▸ **Aim of the task**
Write out every record in full, keeping each character exactly as it is.
Top of Records supplied
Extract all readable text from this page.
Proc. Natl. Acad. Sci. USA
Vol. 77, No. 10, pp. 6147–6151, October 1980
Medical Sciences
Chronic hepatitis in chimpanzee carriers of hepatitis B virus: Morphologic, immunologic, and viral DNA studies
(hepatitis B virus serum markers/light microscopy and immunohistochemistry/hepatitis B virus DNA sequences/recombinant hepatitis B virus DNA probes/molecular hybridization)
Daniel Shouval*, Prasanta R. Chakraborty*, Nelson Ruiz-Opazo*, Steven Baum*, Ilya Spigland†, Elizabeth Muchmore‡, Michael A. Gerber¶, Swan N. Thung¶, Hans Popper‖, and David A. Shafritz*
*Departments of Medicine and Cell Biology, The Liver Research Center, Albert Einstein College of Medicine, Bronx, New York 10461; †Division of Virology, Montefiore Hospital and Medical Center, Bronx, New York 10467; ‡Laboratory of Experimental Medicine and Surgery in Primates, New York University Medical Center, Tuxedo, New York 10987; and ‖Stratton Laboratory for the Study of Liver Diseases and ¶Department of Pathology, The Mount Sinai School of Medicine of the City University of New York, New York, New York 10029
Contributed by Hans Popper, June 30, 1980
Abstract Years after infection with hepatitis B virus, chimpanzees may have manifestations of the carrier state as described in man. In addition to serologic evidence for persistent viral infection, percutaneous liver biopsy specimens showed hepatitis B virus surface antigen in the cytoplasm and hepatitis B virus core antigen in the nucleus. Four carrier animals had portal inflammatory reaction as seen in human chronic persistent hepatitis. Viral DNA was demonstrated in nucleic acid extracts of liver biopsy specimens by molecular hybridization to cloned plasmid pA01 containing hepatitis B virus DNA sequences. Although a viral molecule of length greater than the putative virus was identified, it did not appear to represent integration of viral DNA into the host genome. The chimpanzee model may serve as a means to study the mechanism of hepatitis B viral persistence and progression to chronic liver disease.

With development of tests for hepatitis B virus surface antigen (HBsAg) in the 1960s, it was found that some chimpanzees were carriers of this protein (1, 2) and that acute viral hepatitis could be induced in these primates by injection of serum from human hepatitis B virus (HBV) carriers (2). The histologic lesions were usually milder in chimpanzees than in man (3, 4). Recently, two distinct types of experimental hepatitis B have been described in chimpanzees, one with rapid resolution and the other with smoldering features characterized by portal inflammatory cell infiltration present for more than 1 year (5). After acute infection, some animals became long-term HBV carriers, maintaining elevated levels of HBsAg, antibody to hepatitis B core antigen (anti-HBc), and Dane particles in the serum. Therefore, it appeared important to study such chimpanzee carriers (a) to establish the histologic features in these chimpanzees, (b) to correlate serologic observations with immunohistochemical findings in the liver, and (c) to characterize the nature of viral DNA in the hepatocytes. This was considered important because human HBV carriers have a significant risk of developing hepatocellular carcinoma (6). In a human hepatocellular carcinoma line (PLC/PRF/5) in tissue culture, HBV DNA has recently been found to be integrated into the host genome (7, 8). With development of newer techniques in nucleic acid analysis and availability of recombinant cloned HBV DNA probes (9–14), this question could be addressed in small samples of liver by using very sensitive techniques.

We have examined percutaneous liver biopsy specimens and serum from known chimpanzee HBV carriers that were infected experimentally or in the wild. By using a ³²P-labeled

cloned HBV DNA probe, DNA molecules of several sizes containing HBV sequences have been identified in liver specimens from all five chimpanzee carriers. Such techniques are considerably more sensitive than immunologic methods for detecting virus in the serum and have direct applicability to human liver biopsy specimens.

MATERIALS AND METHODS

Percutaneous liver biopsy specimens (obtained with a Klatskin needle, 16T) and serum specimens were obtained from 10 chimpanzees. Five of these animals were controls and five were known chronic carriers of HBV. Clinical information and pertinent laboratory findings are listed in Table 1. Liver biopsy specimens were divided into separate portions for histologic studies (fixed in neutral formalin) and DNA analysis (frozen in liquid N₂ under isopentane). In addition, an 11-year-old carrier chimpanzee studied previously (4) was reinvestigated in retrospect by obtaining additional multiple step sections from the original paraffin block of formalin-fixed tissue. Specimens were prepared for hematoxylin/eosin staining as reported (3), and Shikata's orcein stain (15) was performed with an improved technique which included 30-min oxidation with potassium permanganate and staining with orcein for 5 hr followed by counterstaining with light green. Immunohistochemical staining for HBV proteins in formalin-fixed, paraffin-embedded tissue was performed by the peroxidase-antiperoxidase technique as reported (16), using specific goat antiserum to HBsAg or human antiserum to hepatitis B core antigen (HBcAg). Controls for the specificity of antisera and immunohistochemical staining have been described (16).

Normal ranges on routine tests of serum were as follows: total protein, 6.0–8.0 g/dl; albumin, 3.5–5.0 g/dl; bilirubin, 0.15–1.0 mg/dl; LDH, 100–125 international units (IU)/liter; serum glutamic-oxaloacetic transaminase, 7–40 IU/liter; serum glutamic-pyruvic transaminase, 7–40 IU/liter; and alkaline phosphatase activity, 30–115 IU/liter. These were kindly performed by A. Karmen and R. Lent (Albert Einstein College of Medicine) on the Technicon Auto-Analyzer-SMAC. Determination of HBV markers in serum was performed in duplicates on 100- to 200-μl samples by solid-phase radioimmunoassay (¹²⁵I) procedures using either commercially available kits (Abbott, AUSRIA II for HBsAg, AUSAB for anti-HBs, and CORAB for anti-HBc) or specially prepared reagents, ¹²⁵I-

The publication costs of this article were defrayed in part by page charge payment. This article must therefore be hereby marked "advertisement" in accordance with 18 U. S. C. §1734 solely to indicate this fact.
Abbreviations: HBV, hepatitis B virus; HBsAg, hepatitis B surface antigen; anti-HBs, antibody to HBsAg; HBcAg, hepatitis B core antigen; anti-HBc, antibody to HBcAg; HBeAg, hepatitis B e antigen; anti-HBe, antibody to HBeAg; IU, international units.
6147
Bottom of Records supplied
▸ **Task result**
Extract all readable text from this page.
Proc. Natl. Acad. Sci. USA
Vol. 77, No. 10, pp. 6147–6151, October 1980
Medical Sciences
Chronic hepatitis in chimpanzee carriers of hepatitis B virus: Morphologic, immunologic, and viral DNA studies
(hepatitis B virus serum markers/light microscopy and immunohistochemistry/hepatitis B virus DNA sequences/recombinant hepatitis B virus DNA probes/molecular hybridization)
Daniel Shouval*, Prasanta R. Chakraborty*, Nelson Ruiz-Opazo*, Steven Baum*, Ilya Spigland†, Elizabeth Muchmore‡, Michael A. Gerber¶, Swan N. Thung¶, Hans Popper‖, and David A. Shafritz*
*Departments of Medicine and Cell Biology, The Liver Research Center, Albert Einstein College of Medicine, Bronx, New York 10461; †Division of Virology, Montefiore Hospital and Medical Center, Bronx, New York 10467; ‡Laboratory of Experimental Medicine and Surgery in Primates, New York University Medical Center, Tuxedo, New York 10987; and ‖Stratton Laboratory for the Study of Liver Diseases and ¶Department of Pathology, The Mount Sinai School of Medicine of the City University of New York, New York, New York 10029
Contributed by Hans Popper, June 30, 1980
Abstract Years after infection with hepatitis B virus, chimpanzees may have manifestations of the carrier state as described in man. In addition to serologic evidence for persistent viral infection, percutaneous liver biopsy specimens showed hepatitis B virus surface antigen in the cytoplasm and hepatitis B virus core antigen in the nucleus. Four carrier animals had portal inflammatory reaction as seen in human chronic persistent hepatitis. Viral DNA was demonstrated in nucleic acid extracts of liver biopsy specimens by molecular hybridization to cloned plasmid pA01 containing hepatitis B virus DNA sequences. Although a viral molecule of length greater than the putative virus was identified, it did not appear to represent integration of viral DNA into the host genome. The chimpanzee model may serve as a means to study the mechanism of hepatitis B viral persistence and progression to chronic liver disease.

With development of tests for hepatitis B virus surface antigen (HBsAg) in the 1960s, it was found that some chimpanzees were carriers of this protein (1, 2) and that acute viral hepatitis could be induced in these primates by injection of serum from human hepatitis B virus (HBV) carriers (2). The histologic lesions were usually milder in chimpanzees than in man (3, 4). Recently, two distinct types of experimental hepatitis B have been described in chimpanzees, one with rapid resolution and the other with smoldering features characterized by portal inflammatory cell infiltration present for more than 1 year (5). After acute infection, some animals became long-term HBV carriers, maintaining elevated levels of HBsAg, antibody to hepatitis B core antigen (anti-HBc), and Dane particles in the serum. Therefore, it appeared important to study such chimpanzee carriers (a) to establish the histologic features in these chimpanzees, (b) to correlate serologic observations with immunohistochemical findings in the liver, and (c) to characterize the nature of viral DNA in the hepatocytes. This was considered important because human HBV carriers have a significant risk of developing hepatocellular carcinoma (6). In a human hepatocellular carcinoma line (PLC/PRF/5) in tissue culture, HBV DNA has recently been found to be integrated into the host genome (7, 8). With development of newer techniques in nucleic acid analysis and availability of recombinant cloned HBV DNA probes (9–14), this question could be addressed in small samples of liver by using very sensitive techniques.

We have examined percutaneous liver biopsy specimens and serum from known chimpanzee HBV carriers that were infected experimentally or in the wild. By using a ³²P-labeled

cloned HBV DNA probe, DNA molecules of several sizes containing HBV sequences have been identified in liver specimens from all five chimpanzee carriers. Such techniques are considerably more sensitive than immunologic methods for detecting virus in the serum and have direct applicability to human liver biopsy specimens.

MATERIALS AND METHODS

Percutaneous liver biopsy specimens (obtained with a Klatskin needle, 16T) and serum specimens were obtained from 10 chimpanzees. Five of these animals were controls and five were known chronic carriers of HBV. Clinical information and pertinent laboratory findings are listed in Table 1. Liver biopsy specimens were divided into separate portions for histologic studies (fixed in neutral formalin) and DNA analysis (frozen in liquid N₂ under isopentane). In addition, an 11-year-old carrier chimpanzee studied previously (4) was reinvestigated in retrospect by obtaining additional multiple step sections from the original paraffin block of formalin-fixed tissue. Specimens were prepared for hematoxylin/eosin staining as reported (3), and Shikata's orcein stain (15) was performed with an improved technique which included 30-min oxidation with potassium permanganate and staining with orcein for 5 hr followed by counterstaining with light green. Immunohistochemical staining for HBV proteins in formalin-fixed, paraffin-embedded tissue was performed by the peroxidase-antiperoxidase technique as reported (16), using specific goat antiserum to HBsAg or human antiserum to hepatitis B core antigen (HBcAg). Controls for the specificity of antisera and immunohistochemical staining have been described (16).

Normal ranges on routine tests of serum were as follows: total protein, 6.0–8.0 g/dl; albumin, 3.5–5.0 g/dl; bilirubin, 0.15–1.0 mg/dl; LDH, 100–125 international units (IU)/liter; serum glutamic-oxaloacetic transaminase, 7–40 IU/liter; serum glutamic-pyruvic transaminase, 7–40 IU/liter; and alkaline phosphatase activity, 30–115 IU/liter. These were kindly performed by A. Karmen and R. Lent (Albert Einstein College of Medicine) on the Technicon Auto-Analyzer-SMAC. Determination of HBV markers in serum was performed in duplicates on 100- to 200-μl samples by solid-phase radioimmunoassay (¹²⁵I) procedures using either commercially available kits (Abbott, AUSRIA II for HBsAg, AUSAB for anti-HBs, and CORAB for anti-HBc) or specially prepared reagents, ¹²⁵I-

The publication costs of this article were defrayed in part by page charge payment. This article must therefore be hereby marked "advertisement" in accordance with 18 U. S. C. §1734 solely to indicate this fact.
Abbreviations: HBV, hepatitis B virus; HBsAg, hepatitis B surface antigen; anti-HBs, antibody to HBsAg; HBcAg, hepatitis B core antigen; anti-HBc, antibody to HBcAg; HBeAg, hepatitis B e antigen; anti-HBe, antibody to HBeAg; IU, international units.
6147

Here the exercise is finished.